Reclassement : Passage de relais à la cellule interentreprises
# Industrie # Ressources humaines

Reclassement : Passage de relais à la cellule interentreprises

Bilan d'étape pour la cellule de reclassement Seremap/Serf, dont la nouvelle responsable vient d'être nommée.

Félicie Planson a pris dans le courant de l'été la succession de Dominique Raynaud à la tête de la cellule de reclassement interentreprises du bassin de Lorient. Cette entité avait été constituée en janvier dernier, pour un an, sur une impulsion de l'UIMM 35-56, afin de faire face aux liquidations judiciaires des sociétés Serf (Caudan) et Seremap (Quéven). Avec les salariés de la Serf était atteint le seuil permettant l'obtention d'un financement de l'État de 1.000€ pour chacune des 80 personnes à reconvertir. 29 ont aujourd'hui retrouvé un emploi, dont une vingtaine en CDI. Les salariés ont pu bénéficier du réseau de 700 à 800 entreprises bretonnes de l'Association de formation professionnelle de l'industrie (AFPI/Diafor), qui avait décroché l'appel d'offres de la Direction départementale du travail et de la formation professionnelle (DDTEFP). 250 entreprises ont été prospectées, permettant de ?recaser? la plupart des personnes dans le Morbihan ou dans les départements voisins: quatre dans le Finistère, un à Loudéac. Trois anciens salariés ont trouvé un poste à Angers, Bordeaux et Marseille. «On a même failli déboucher en Guyane», relève Dominique Raynaud de l'AFPI/Diafor. Le travail de la cellule consiste à aider le salarié à trouver la formation qui lui permettra d'intégrer une nouvelle entreprise.




Climat économique morose

Leaders sur leurs marchés, la Seremap et la Serf employaient des salariés possédant parfois une dizaine d'années d'ancienneté et percevant des salaires supérieurs de 30% par rapport au marché.Or le climat économique morose ne facilite pas le travail de reconversion. «Si la conjoncture était bonne, nous aurions reclassé à 70%», souligne Guillaume Dilas, secrétaire général adjoint de l'UIMM 35-56. Sur la cinquantaine de profils aujourd'hui en attente incluant électromécaniciens, roboticiens, automaticiens ou personnel administratif et tertiaire, un employeur peut très bien trouver le collaborateur idéal. «La souplesse est nécessaire des deux côtés», remarque Guillaume Dilas pour qui «l'entreprise doit peut-être aussi, dans un premier temps, s'adapter au profil du salarié.» «Si la mobilité géographique n'est pas possible, le salarié doit accepterla mobilité professionnelle», conclut Dominique Raynaud.

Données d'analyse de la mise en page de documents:
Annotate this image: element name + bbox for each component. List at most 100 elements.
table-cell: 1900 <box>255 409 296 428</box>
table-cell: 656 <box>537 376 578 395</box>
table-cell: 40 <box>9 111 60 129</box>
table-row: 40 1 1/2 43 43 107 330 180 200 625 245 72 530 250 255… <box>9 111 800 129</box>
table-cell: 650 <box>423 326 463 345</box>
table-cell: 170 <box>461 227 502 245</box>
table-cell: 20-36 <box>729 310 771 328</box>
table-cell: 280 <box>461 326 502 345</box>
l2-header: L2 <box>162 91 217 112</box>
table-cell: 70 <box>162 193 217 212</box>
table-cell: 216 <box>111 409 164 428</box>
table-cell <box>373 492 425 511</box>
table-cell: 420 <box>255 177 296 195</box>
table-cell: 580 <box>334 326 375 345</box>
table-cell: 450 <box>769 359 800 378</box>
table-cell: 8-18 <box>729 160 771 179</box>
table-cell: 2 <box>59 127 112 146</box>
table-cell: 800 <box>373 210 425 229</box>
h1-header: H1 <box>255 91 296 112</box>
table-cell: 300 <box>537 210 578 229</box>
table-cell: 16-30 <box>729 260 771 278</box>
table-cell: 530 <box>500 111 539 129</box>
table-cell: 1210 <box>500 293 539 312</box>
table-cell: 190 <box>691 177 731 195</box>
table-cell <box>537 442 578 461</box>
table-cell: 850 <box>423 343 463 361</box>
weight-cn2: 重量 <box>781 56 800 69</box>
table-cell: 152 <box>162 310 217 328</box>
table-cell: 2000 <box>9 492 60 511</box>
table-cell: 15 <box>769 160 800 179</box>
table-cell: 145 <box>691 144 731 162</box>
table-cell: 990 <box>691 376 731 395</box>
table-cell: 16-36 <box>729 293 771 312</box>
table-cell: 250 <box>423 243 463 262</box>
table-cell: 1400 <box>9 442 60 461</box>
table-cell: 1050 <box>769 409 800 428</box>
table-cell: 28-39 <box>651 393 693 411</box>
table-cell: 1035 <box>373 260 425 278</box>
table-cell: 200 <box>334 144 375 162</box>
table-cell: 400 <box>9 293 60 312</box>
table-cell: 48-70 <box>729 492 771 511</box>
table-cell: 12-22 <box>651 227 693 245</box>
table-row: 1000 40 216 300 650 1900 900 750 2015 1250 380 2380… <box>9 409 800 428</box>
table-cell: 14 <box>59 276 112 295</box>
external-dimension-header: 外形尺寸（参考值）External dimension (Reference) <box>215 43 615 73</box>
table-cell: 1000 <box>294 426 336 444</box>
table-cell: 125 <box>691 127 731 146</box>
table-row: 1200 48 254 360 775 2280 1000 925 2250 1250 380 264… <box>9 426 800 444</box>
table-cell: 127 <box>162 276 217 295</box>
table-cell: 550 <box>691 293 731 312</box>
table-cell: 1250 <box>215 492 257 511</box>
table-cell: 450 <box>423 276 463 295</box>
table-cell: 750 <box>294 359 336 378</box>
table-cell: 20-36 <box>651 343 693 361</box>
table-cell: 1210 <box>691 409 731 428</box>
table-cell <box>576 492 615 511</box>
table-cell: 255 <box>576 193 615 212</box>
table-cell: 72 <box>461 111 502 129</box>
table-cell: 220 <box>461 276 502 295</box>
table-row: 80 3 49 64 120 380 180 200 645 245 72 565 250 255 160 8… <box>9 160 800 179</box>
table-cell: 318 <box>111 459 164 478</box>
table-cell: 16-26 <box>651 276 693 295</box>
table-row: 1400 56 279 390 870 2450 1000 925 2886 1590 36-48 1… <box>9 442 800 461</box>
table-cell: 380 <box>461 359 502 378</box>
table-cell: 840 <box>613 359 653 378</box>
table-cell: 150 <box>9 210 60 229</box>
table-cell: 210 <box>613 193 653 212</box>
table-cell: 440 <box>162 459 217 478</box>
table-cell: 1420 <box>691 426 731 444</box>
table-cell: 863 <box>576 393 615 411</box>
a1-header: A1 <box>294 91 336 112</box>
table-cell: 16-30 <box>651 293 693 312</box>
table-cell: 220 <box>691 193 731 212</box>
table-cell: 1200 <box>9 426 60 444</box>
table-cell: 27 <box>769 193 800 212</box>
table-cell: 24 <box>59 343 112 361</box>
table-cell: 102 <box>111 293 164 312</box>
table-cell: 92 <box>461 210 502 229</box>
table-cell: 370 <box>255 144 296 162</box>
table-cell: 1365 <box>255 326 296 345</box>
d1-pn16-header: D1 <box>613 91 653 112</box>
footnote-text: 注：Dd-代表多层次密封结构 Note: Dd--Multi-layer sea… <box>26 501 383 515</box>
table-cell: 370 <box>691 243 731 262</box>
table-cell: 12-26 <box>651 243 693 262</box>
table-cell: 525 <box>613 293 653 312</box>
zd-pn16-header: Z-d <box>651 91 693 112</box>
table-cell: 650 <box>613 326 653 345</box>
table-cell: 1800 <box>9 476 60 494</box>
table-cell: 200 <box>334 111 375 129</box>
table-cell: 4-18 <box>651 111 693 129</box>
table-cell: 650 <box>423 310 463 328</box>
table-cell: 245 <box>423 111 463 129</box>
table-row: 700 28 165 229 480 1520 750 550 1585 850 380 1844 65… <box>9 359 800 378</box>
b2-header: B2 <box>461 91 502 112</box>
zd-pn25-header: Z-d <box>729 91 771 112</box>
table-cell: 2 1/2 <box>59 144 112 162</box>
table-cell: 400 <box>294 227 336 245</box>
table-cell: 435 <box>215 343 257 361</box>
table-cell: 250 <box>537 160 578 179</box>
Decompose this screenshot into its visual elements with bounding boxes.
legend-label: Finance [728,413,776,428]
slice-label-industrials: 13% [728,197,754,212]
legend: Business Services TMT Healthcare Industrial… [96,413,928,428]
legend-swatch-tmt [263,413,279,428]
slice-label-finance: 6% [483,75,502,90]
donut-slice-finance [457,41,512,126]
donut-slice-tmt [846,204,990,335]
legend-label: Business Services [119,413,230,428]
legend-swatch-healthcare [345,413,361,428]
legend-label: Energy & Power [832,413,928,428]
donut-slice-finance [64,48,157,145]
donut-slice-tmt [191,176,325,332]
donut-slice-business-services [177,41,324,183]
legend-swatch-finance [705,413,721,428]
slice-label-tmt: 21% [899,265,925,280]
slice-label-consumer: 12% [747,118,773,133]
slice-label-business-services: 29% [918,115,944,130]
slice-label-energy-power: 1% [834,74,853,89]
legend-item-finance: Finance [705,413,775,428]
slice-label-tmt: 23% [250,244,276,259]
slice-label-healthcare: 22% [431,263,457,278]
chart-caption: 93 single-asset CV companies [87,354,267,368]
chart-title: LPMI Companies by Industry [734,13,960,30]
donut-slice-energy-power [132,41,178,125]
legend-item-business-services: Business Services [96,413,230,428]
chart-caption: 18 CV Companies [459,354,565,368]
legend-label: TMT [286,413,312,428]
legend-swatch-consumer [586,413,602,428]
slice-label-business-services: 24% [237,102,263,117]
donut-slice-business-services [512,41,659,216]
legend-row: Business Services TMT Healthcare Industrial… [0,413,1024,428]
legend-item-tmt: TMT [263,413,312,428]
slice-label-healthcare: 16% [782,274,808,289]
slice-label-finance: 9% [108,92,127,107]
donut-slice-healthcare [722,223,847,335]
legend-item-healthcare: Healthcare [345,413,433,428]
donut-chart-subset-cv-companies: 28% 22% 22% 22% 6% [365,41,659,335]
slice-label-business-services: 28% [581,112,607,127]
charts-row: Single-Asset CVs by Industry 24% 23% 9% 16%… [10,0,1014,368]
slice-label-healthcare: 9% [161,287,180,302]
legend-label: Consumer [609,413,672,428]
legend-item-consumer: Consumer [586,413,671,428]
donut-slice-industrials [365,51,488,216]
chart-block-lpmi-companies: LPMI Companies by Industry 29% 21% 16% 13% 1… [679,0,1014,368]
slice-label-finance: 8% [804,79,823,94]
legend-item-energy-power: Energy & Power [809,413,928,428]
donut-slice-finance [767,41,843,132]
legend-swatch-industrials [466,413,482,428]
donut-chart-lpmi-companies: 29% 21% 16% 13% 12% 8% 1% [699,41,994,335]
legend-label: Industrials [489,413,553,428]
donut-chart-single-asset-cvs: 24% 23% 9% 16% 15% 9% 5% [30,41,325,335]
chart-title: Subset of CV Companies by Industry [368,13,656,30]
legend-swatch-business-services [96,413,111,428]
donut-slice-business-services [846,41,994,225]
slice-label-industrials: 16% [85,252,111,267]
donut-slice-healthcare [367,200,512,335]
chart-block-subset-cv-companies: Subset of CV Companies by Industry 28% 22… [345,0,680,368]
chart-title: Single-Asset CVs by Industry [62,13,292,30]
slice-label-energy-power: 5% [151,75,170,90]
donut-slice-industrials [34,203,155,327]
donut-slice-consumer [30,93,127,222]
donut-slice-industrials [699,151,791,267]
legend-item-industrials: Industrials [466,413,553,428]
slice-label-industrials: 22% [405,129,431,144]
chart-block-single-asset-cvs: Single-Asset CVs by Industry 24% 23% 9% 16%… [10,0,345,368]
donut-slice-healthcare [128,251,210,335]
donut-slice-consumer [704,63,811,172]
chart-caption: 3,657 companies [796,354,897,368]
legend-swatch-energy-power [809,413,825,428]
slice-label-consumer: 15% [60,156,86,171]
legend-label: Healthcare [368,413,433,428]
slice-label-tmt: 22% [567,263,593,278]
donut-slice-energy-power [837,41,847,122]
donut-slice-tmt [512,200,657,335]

**OBJECTIF DE L'EXERCICE**:
Traduisez en anglais, s'il vous plaît, cette phrase du texte sur le reclassement : « Le travail de la cellule consiste à aider le salarié à trouver la formation qui lui permettra d'intégrer une nouvelle entreprise. »

**SOLUTION DU PROBLÈME**:
The unit's work consists of helping the employee find the training that will enable them to join a new company.